Task to complete => Please repeat all of the lines that follow, exactly as written.

Available records =>
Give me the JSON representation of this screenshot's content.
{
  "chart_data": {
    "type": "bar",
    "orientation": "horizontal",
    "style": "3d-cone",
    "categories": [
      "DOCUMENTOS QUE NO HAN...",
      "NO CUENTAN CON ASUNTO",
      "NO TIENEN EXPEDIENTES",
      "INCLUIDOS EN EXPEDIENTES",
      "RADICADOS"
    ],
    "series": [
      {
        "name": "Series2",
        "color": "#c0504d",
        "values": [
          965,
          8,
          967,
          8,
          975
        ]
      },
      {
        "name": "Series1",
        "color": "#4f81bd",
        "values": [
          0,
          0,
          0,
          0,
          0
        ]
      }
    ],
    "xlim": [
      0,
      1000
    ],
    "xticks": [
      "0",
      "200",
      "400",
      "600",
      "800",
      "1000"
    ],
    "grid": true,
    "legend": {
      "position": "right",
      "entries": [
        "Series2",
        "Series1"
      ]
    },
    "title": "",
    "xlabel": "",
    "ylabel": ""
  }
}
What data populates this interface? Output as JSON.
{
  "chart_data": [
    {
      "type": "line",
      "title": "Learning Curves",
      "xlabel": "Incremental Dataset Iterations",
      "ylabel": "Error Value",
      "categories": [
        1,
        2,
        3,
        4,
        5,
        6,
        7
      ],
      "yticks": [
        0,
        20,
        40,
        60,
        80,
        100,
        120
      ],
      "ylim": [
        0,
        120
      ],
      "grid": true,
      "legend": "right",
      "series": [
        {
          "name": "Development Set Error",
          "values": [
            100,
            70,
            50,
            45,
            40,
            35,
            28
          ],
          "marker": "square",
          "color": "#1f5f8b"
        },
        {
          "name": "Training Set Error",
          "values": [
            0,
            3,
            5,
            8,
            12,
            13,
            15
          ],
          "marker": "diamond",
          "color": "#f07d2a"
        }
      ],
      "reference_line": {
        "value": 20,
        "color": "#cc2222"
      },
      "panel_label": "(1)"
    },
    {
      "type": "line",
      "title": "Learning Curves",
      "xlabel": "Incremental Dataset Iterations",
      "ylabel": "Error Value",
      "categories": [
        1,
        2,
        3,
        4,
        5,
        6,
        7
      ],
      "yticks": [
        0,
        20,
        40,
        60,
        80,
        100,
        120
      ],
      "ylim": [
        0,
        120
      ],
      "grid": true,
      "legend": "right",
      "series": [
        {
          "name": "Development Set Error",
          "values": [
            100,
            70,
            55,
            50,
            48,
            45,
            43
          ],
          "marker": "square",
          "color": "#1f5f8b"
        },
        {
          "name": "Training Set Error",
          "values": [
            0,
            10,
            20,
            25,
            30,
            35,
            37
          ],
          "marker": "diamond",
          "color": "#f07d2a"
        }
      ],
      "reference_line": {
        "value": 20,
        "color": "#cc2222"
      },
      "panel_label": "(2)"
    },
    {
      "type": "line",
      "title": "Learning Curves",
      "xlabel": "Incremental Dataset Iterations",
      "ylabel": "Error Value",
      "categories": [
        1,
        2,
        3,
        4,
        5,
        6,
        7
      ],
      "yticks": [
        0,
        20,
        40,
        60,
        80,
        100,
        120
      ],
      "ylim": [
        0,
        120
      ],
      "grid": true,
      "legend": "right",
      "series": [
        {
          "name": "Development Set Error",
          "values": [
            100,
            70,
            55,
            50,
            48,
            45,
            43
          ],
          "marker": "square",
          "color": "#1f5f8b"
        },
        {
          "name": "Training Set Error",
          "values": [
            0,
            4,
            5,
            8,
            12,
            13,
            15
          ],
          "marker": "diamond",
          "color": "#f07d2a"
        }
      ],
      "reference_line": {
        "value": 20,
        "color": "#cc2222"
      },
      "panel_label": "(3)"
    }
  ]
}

Result of the task =>
Give me the JSON representation of this screenshot's content.
{
  "chart_data": {
    "type": "bar",
    "orientation": "horizontal",
    "style": "3d-cone",
    "categories": [
      "DOCUMENTOS QUE NO HAN...",
      "NO CUENTAN CON ASUNTO",
      "NO TIENEN EXPEDIENTES",
      "INCLUIDOS EN EXPEDIENTES",
      "RADICADOS"
    ],
    "series": [
      {
        "name": "Series2",
        "color": "#c0504d",
        "values": [
          965,
          8,
          967,
          8,
          975
        ]
      },
      {
        "name": "Series1",
        "color": "#4f81bd",
        "values": [
          0,
          0,
          0,
          0,
          0
        ]
      }
    ],
    "xlim": [
      0,
      1000
    ],
    "xticks": [
      "0",
      "200",
      "400",
      "600",
      "800",
      "1000"
    ],
    "grid": true,
    "legend": {
      "position": "right",
      "entries": [
        "Series2",
        "Series1"
      ]
    },
    "title": "",
    "xlabel": "",
    "ylabel": ""
  }
}
What data populates this interface? Output as JSON.
{
  "chart_data": [
    {
      "type": "line",
      "title": "Learning Curves",
      "xlabel": "Incremental Dataset Iterations",
      "ylabel": "Error Value",
      "categories": [
        1,
        2,
        3,
        4,
        5,
        6,
        7
      ],
      "yticks": [
        0,
        20,
        40,
        60,
        80,
        100,
        120
      ],
      "ylim": [
        0,
        120
      ],
      "grid": true,
      "legend": "right",
      "series": [
        {
          "name": "Development Set Error",
          "values": [
            100,
            70,
            50,
            45,
            40,
            35,
            28
          ],
          "marker": "square",
          "color": "#1f5f8b"
        },
        {
          "name": "Training Set Error",
          "values": [
            0,
            3,
            5,
            8,
            12,
            13,
            15
          ],
          "marker": "diamond",
          "color": "#f07d2a"
        }
      ],
      "reference_line": {
        "value": 20,
        "color": "#cc2222"
      },
      "panel_label": "(1)"
    },
    {
      "type": "line",
      "title": "Learning Curves",
      "xlabel": "Incremental Dataset Iterations",
      "ylabel": "Error Value",
      "categories": [
        1,
        2,
        3,
        4,
        5,
        6,
        7
      ],
      "yticks": [
        0,
        20,
        40,
        60,
        80,
        100,
        120
      ],
      "ylim": [
        0,
        120
      ],
      "grid": true,
      "legend": "right",
      "series": [
        {
          "name": "Development Set Error",
          "values": [
            100,
            70,
            55,
            50,
            48,
            45,
            43
          ],
          "marker": "square",
          "color": "#1f5f8b"
        },
        {
          "name": "Training Set Error",
          "values": [
            0,
            10,
            20,
            25,
            30,
            35,
            37
          ],
          "marker": "diamond",
          "color": "#f07d2a"
        }
      ],
      "reference_line": {
        "value": 20,
        "color": "#cc2222"
      },
      "panel_label": "(2)"
    },
    {
      "type": "line",
      "title": "Learning Curves",
      "xlabel": "Incremental Dataset Iterations",
      "ylabel": "Error Value",
      "categories": [
        1,
        2,
        3,
        4,
        5,
        6,
        7
      ],
      "yticks": [
        0,
        20,
        40,
        60,
        80,
        100,
        120
      ],
      "ylim": [
        0,
        120
      ],
      "grid": true,
      "legend": "right",
      "series": [
        {
          "name": "Development Set Error",
          "values": [
            100,
            70,
            55,
            50,
            48,
            45,
            43
          ],
          "marker": "square",
          "color": "#1f5f8b"
        },
        {
          "name": "Training Set Error",
          "values": [
            0,
            4,
            5,
            8,
            12,
            13,
            15
          ],
          "marker": "diamond",
          "color": "#f07d2a"
        }
      ],
      "reference_line": {
        "value": 20,
        "color": "#cc2222"
      },
      "panel_label": "(3)"
    }
  ]
}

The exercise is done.